Dataset records
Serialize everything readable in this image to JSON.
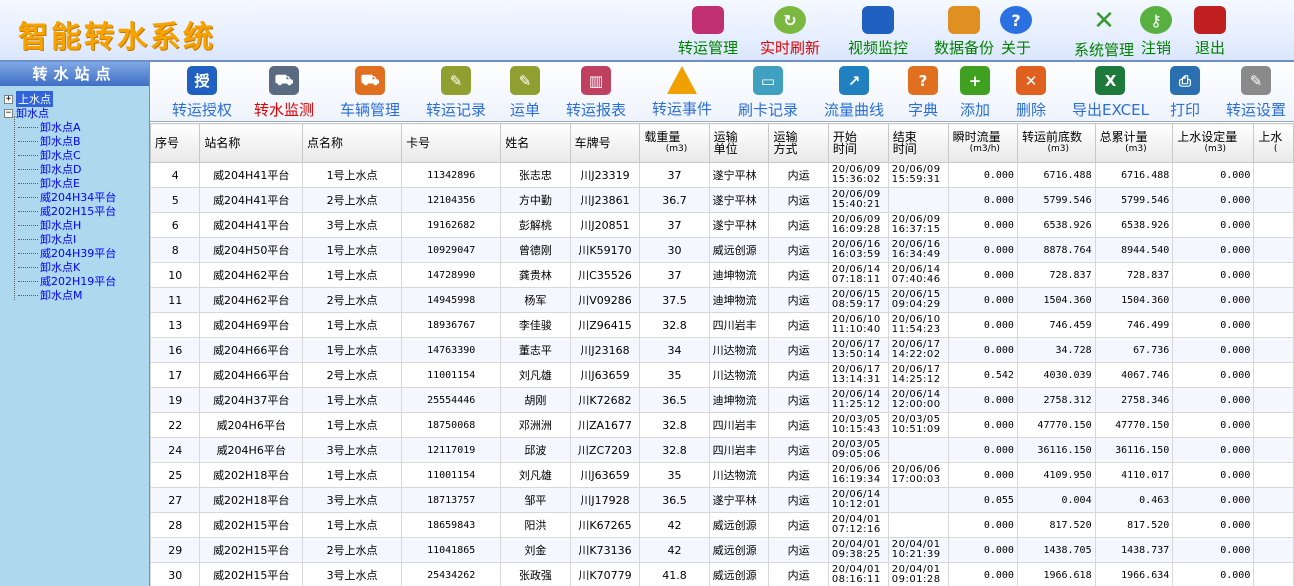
{
  "app": {
    "title": "智能转水系统"
  },
  "header_buttons": [
    {
      "label": "转运管理",
      "icon": "truck-icon",
      "color": "#c03070"
    },
    {
      "label": "实时刷新",
      "icon": "refresh-icon",
      "color": "#7ab840",
      "red": true
    },
    {
      "label": "视频监控",
      "icon": "video-camera-icon",
      "color": "#2060c0"
    },
    {
      "label": "数据备份",
      "icon": "backup-icon",
      "color": "#e09020"
    },
    {
      "label": "关于",
      "icon": "help-icon",
      "color": "#2a70e0"
    },
    {
      "label": "系统管理",
      "icon": "tools-icon",
      "color": "#3a9a30"
    },
    {
      "label": "注销",
      "icon": "key-icon",
      "color": "#58b040"
    },
    {
      "label": "退出",
      "icon": "exit-door-icon",
      "color": "#c02020"
    }
  ],
  "sidebar": {
    "title": "转水站点",
    "root_up": "上水点",
    "root_down": "卸水点",
    "children": [
      "卸水点A",
      "卸水点B",
      "卸水点C",
      "卸水点D",
      "卸水点E",
      "威204H34平台",
      "威202H15平台",
      "卸水点H",
      "卸水点I",
      "威204H39平台",
      "卸水点K",
      "威202H19平台",
      "卸水点M"
    ]
  },
  "toolbar": [
    {
      "label": "转运授权",
      "icon": "authorize-icon",
      "glyph": "授",
      "color": "#2060c0"
    },
    {
      "label": "转水监测",
      "icon": "monitor-truck-icon",
      "glyph": "⛟",
      "color": "#5a6a80",
      "red": true
    },
    {
      "label": "车辆管理",
      "icon": "tanker-truck-icon",
      "glyph": "⛟",
      "color": "#e07020"
    },
    {
      "label": "转运记录",
      "icon": "record-icon",
      "glyph": "✎",
      "color": "#90a030"
    },
    {
      "label": "运单",
      "icon": "waybill-icon",
      "glyph": "✎",
      "color": "#90a030"
    },
    {
      "label": "转运报表",
      "icon": "report-chart-icon",
      "glyph": "▥",
      "color": "#c04060"
    },
    {
      "label": "转运事件",
      "icon": "warning-icon",
      "glyph": "!",
      "color": "#f0a000"
    },
    {
      "label": "刷卡记录",
      "icon": "card-icon",
      "glyph": "▭",
      "color": "#40a0c0"
    },
    {
      "label": "流量曲线",
      "icon": "flow-chart-icon",
      "glyph": "↗",
      "color": "#2080c0"
    },
    {
      "label": "字典",
      "icon": "dictionary-icon",
      "glyph": "?",
      "color": "#e07020"
    },
    {
      "label": "添加",
      "icon": "add-icon",
      "glyph": "+",
      "color": "#40a020"
    },
    {
      "label": "删除",
      "icon": "delete-icon",
      "glyph": "✕",
      "color": "#e06020"
    },
    {
      "label": "导出EXCEL",
      "icon": "excel-icon",
      "glyph": "X",
      "color": "#1e7a3a"
    },
    {
      "label": "打印",
      "icon": "printer-icon",
      "glyph": "⎙",
      "color": "#2a70b0"
    },
    {
      "label": "转运设置",
      "icon": "settings-edit-icon",
      "glyph": "✎",
      "color": "#8a8a8a"
    }
  ],
  "table": {
    "headers": [
      {
        "l1": "序号"
      },
      {
        "l1": "站名称"
      },
      {
        "l1": "点名称"
      },
      {
        "l1": "卡号"
      },
      {
        "l1": "姓名"
      },
      {
        "l1": "车牌号"
      },
      {
        "l1": "载重量",
        "u": "(m3)"
      },
      {
        "l1": "运输",
        "l2": "单位"
      },
      {
        "l1": "运输",
        "l2": "方式"
      },
      {
        "l1": "开始",
        "l2": "时间"
      },
      {
        "l1": "结束",
        "l2": "时间"
      },
      {
        "l1": "瞬时流量",
        "u": "(m3/h)"
      },
      {
        "l1": "转运前底数",
        "u": "(m3)"
      },
      {
        "l1": "总累计量",
        "u": "(m3)"
      },
      {
        "l1": "上水设定量",
        "u": "(m3)"
      },
      {
        "l1": "上水",
        "u": "("
      }
    ],
    "rows": [
      [
        "4",
        "威204H41平台",
        "1号上水点",
        "11342896",
        "张志忠",
        "川J23319",
        "37",
        "遂宁平林",
        "内运",
        "20/06/09",
        "15:36:02",
        "20/06/09",
        "15:59:31",
        "0.000",
        "6716.488",
        "6716.488",
        "0.000"
      ],
      [
        "5",
        "威204H41平台",
        "2号上水点",
        "12104356",
        "方中勤",
        "川J23861",
        "36.7",
        "遂宁平林",
        "内运",
        "20/06/09",
        "15:40:21",
        "",
        "",
        "0.000",
        "5799.546",
        "5799.546",
        "0.000"
      ],
      [
        "6",
        "威204H41平台",
        "3号上水点",
        "19162682",
        "彭解桃",
        "川J20851",
        "37",
        "遂宁平林",
        "内运",
        "20/06/09",
        "16:09:28",
        "20/06/09",
        "16:37:15",
        "0.000",
        "6538.926",
        "6538.926",
        "0.000"
      ],
      [
        "8",
        "威204H50平台",
        "1号上水点",
        "10929047",
        "曾德刚",
        "川K59170",
        "30",
        "威远创源",
        "内运",
        "20/06/16",
        "16:03:59",
        "20/06/16",
        "16:34:49",
        "0.000",
        "8878.764",
        "8944.540",
        "0.000"
      ],
      [
        "10",
        "威204H62平台",
        "1号上水点",
        "14728990",
        "龚贵林",
        "川C35526",
        "37",
        "迪坤物流",
        "内运",
        "20/06/14",
        "07:18:11",
        "20/06/14",
        "07:40:46",
        "0.000",
        "728.837",
        "728.837",
        "0.000"
      ],
      [
        "11",
        "威204H62平台",
        "2号上水点",
        "14945998",
        "杨军",
        "川V09286",
        "37.5",
        "迪坤物流",
        "内运",
        "20/06/15",
        "08:59:17",
        "20/06/15",
        "09:04:29",
        "0.000",
        "1504.360",
        "1504.360",
        "0.000"
      ],
      [
        "13",
        "威204H69平台",
        "1号上水点",
        "18936767",
        "李佳骏",
        "川Z96415",
        "32.8",
        "四川岩丰",
        "内运",
        "20/06/10",
        "11:10:40",
        "20/06/10",
        "11:54:23",
        "0.000",
        "746.459",
        "746.499",
        "0.000"
      ],
      [
        "16",
        "威204H66平台",
        "1号上水点",
        "14763390",
        "董志平",
        "川J23168",
        "34",
        "川达物流",
        "内运",
        "20/06/17",
        "13:50:14",
        "20/06/17",
        "14:22:02",
        "0.000",
        "34.728",
        "67.736",
        "0.000"
      ],
      [
        "17",
        "威204H66平台",
        "2号上水点",
        "11001154",
        "刘凡雄",
        "川J63659",
        "35",
        "川达物流",
        "内运",
        "20/06/17",
        "13:14:31",
        "20/06/17",
        "14:25:12",
        "0.542",
        "4030.039",
        "4067.746",
        "0.000"
      ],
      [
        "19",
        "威204H37平台",
        "1号上水点",
        "25554446",
        "胡刚",
        "川K72682",
        "36.5",
        "迪坤物流",
        "内运",
        "20/06/14",
        "11:25:12",
        "20/06/14",
        "12:00:00",
        "0.000",
        "2758.312",
        "2758.346",
        "0.000"
      ],
      [
        "22",
        "威204H6平台",
        "1号上水点",
        "18750068",
        "邓洲洲",
        "川ZA1677",
        "32.8",
        "四川岩丰",
        "内运",
        "20/03/05",
        "10:15:43",
        "20/03/05",
        "10:51:09",
        "0.000",
        "47770.150",
        "47770.150",
        "0.000"
      ],
      [
        "24",
        "威204H6平台",
        "3号上水点",
        "12117019",
        "邱波",
        "川ZC7203",
        "32.8",
        "四川岩丰",
        "内运",
        "20/03/05",
        "09:05:06",
        "",
        "",
        "0.000",
        "36116.150",
        "36116.150",
        "0.000"
      ],
      [
        "25",
        "威202H18平台",
        "1号上水点",
        "11001154",
        "刘凡雄",
        "川J63659",
        "35",
        "川达物流",
        "内运",
        "20/06/06",
        "16:19:34",
        "20/06/06",
        "17:00:03",
        "0.000",
        "4109.950",
        "4110.017",
        "0.000"
      ],
      [
        "27",
        "威202H18平台",
        "3号上水点",
        "18713757",
        "邹平",
        "川J17928",
        "36.5",
        "遂宁平林",
        "内运",
        "20/06/14",
        "10:12:01",
        "",
        "",
        "0.055",
        "0.004",
        "0.463",
        "0.000"
      ],
      [
        "28",
        "威202H15平台",
        "1号上水点",
        "18659843",
        "阳洪",
        "川K67265",
        "42",
        "威远创源",
        "内运",
        "20/04/01",
        "07:12:16",
        "",
        "",
        "0.000",
        "817.520",
        "817.520",
        "0.000"
      ],
      [
        "29",
        "威202H15平台",
        "2号上水点",
        "11041865",
        "刘金",
        "川K73136",
        "42",
        "威远创源",
        "内运",
        "20/04/01",
        "09:38:25",
        "20/04/01",
        "10:21:39",
        "0.000",
        "1438.705",
        "1438.737",
        "0.000"
      ],
      [
        "30",
        "威202H15平台",
        "3号上水点",
        "25434262",
        "张政强",
        "川K70779",
        "41.8",
        "威远创源",
        "内运",
        "20/04/01",
        "08:16:11",
        "20/04/01",
        "09:01:28",
        "0.000",
        "1966.618",
        "1966.634",
        "0.000"
      ]
    ]
  }
}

**Exercise brief**. List all lines holding the string "truck".

**Result of this exercise**.
      "icon": "truck-icon",
      "icon": "monitor-truck-icon",
      "icon": "tanker-truck-icon",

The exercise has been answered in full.